(Entries from a dataset)
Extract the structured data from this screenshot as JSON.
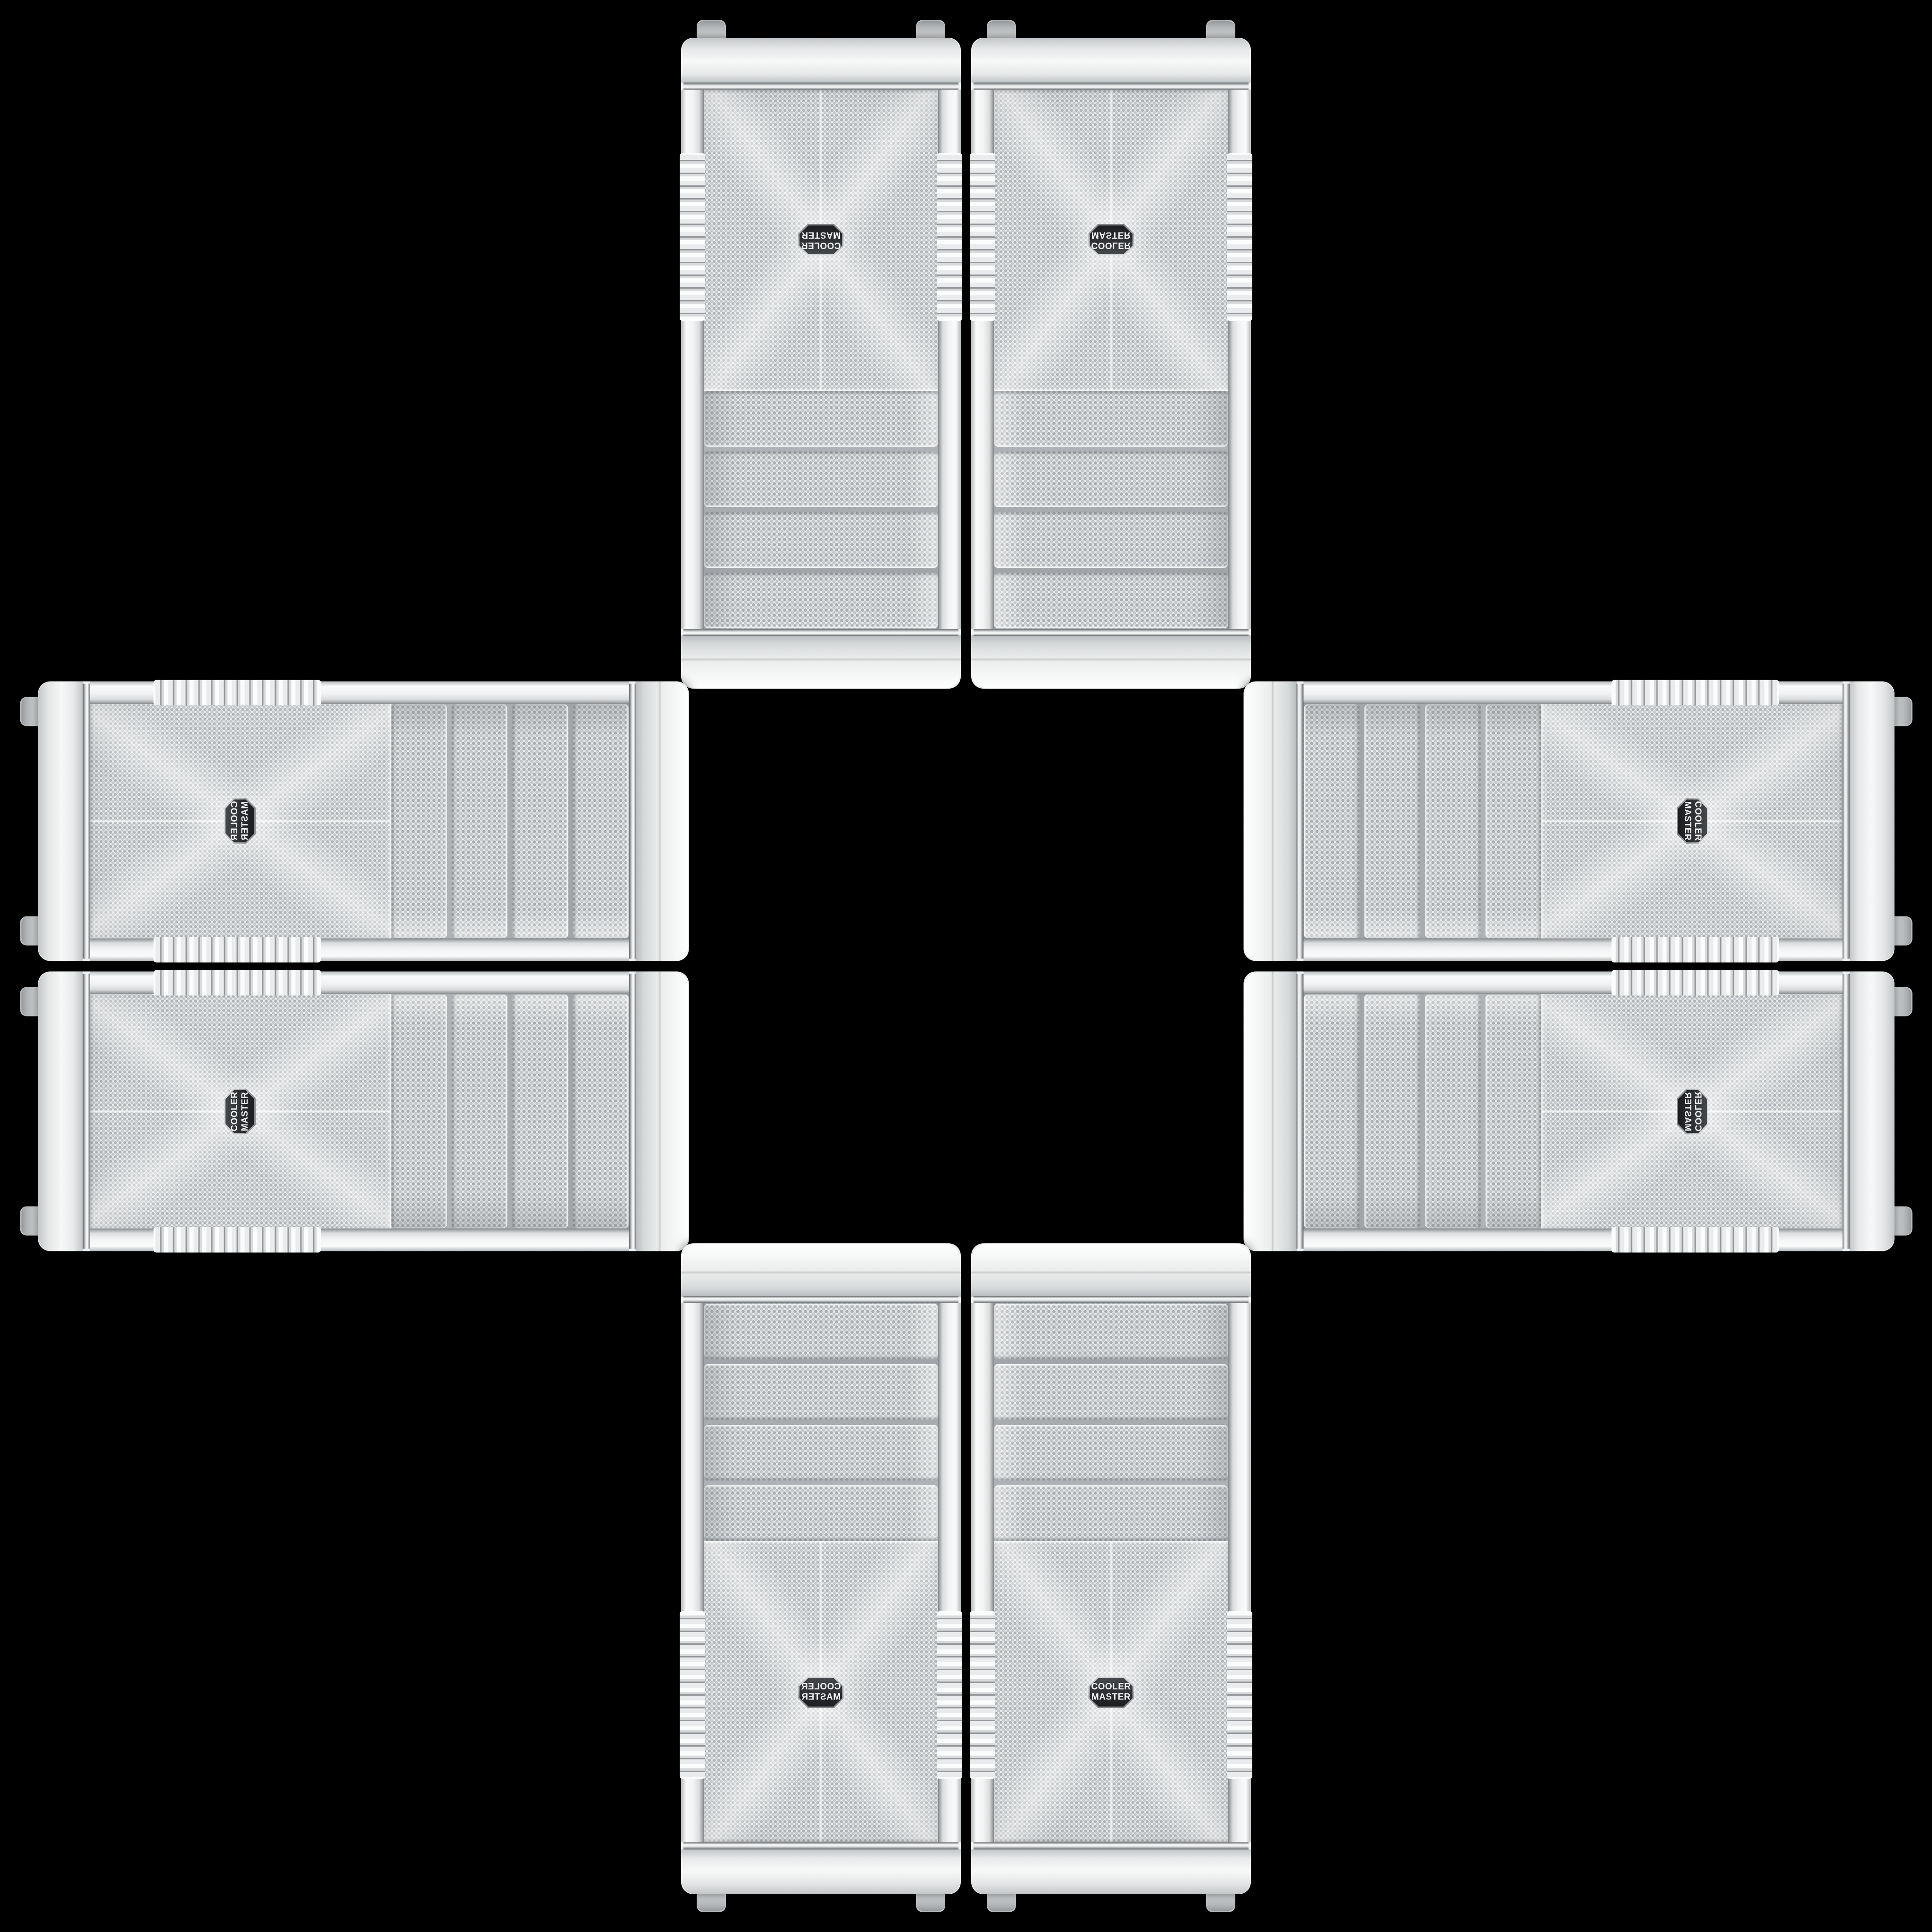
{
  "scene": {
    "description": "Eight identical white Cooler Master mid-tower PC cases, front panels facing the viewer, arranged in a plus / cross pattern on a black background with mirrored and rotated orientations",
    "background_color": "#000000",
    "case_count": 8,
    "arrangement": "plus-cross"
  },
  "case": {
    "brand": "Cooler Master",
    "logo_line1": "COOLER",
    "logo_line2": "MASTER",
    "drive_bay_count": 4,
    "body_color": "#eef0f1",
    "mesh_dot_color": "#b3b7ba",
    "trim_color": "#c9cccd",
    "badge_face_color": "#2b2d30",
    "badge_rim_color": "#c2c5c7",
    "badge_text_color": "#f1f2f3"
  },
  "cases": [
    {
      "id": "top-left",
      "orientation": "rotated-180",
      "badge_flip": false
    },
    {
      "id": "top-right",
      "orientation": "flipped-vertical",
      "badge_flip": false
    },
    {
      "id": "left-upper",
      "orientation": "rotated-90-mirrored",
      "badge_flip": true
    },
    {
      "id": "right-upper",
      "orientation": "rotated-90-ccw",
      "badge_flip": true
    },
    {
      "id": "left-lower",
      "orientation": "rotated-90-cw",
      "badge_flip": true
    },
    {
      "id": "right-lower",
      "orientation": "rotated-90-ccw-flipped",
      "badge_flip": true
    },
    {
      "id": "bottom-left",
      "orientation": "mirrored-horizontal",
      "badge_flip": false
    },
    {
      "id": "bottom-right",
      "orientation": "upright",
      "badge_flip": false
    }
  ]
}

---

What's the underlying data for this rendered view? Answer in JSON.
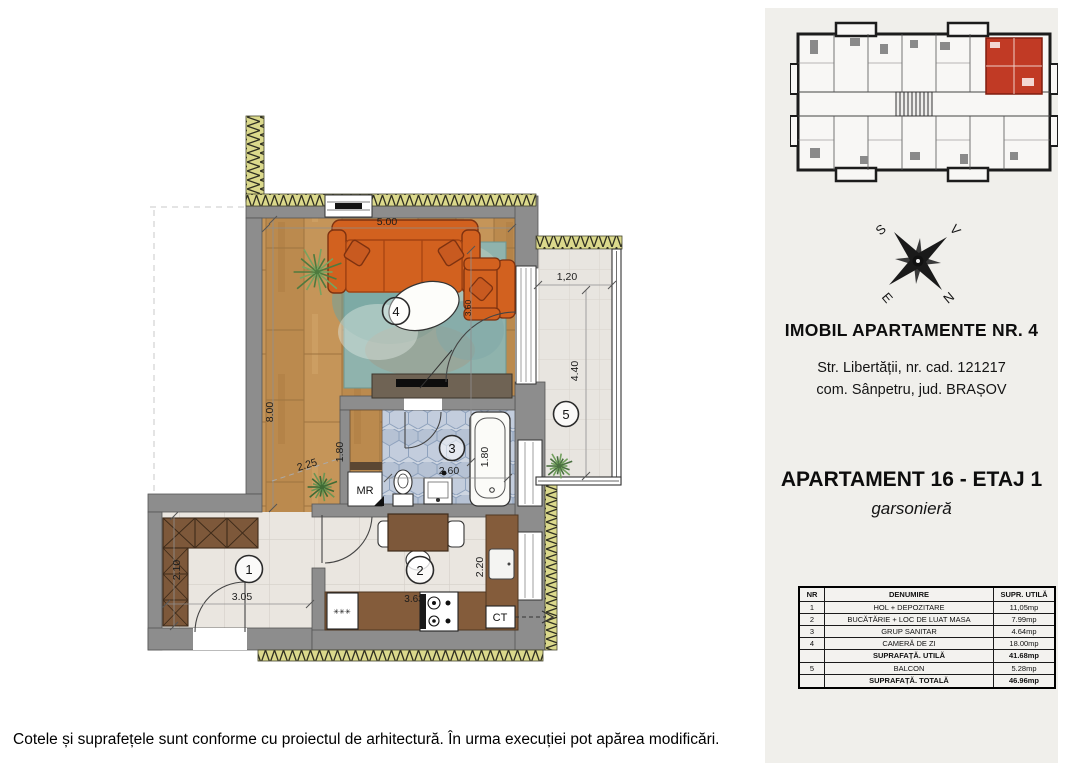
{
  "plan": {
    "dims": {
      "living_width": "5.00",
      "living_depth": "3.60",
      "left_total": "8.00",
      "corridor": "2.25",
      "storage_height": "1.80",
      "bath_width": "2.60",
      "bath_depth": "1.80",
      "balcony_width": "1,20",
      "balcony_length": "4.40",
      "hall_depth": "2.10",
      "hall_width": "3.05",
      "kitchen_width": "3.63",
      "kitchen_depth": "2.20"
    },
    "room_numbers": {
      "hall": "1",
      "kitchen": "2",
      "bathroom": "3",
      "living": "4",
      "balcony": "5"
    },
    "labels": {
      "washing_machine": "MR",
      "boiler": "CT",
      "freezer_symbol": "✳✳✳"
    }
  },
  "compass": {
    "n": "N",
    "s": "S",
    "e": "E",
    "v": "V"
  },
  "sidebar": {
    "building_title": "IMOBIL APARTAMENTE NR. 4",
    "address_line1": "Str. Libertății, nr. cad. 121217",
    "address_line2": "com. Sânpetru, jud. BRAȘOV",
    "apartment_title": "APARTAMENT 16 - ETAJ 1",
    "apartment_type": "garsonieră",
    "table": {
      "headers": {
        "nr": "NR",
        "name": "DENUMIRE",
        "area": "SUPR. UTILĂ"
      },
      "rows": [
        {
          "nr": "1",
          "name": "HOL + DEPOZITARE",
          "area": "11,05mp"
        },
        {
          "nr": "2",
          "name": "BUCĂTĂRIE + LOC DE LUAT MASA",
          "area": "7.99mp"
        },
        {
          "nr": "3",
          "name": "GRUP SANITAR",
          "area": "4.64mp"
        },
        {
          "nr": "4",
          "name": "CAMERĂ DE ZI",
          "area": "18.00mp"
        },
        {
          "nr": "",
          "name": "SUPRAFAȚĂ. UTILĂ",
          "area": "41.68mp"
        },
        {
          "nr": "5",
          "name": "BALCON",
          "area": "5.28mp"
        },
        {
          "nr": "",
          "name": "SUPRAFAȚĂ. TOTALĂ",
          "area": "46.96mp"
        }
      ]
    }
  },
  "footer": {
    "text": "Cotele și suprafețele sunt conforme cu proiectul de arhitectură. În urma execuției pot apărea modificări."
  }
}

---

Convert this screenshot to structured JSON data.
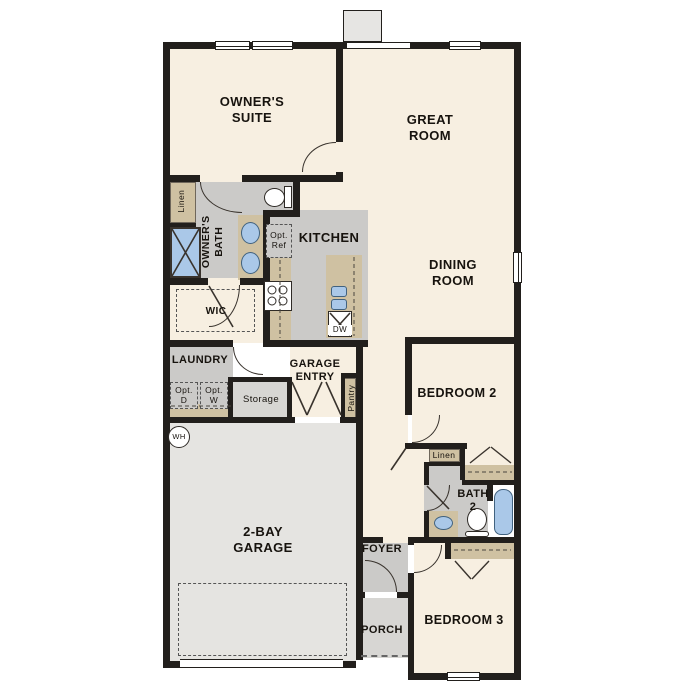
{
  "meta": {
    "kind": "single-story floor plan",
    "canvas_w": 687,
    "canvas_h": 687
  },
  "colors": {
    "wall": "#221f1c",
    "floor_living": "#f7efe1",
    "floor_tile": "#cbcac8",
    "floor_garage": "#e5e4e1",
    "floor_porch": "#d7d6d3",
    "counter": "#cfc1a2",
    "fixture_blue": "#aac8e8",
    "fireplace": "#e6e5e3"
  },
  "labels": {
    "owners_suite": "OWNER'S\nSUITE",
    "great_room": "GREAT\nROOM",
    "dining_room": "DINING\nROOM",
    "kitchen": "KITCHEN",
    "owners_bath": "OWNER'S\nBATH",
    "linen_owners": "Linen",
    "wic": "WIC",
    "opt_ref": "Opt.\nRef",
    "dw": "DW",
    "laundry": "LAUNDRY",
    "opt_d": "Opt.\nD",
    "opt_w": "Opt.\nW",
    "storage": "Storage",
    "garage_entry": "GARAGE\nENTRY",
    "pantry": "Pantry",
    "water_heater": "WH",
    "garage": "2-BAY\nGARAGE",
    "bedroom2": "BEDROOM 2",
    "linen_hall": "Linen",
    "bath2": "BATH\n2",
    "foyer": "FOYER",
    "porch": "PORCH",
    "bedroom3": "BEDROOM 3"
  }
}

### [What you have to do]
In the listing above, find the lines holding the word "name" and copy them.

### [Response to the task]
        "name": "DENUMIRE",
          "name": "HOL + DEPOZITARE",
          "name": "BUCĂTĂRIE + LOC DE LUAT MASA",
          "name": "GRUP SANITAR",
          "name": "CAMERĂ DE ZI",
          "name": "SUPRAFAȚĂ. UTILĂ",
          "name": "BALCON",
          "name": "SUPRAFAȚĂ. TOTALĂ",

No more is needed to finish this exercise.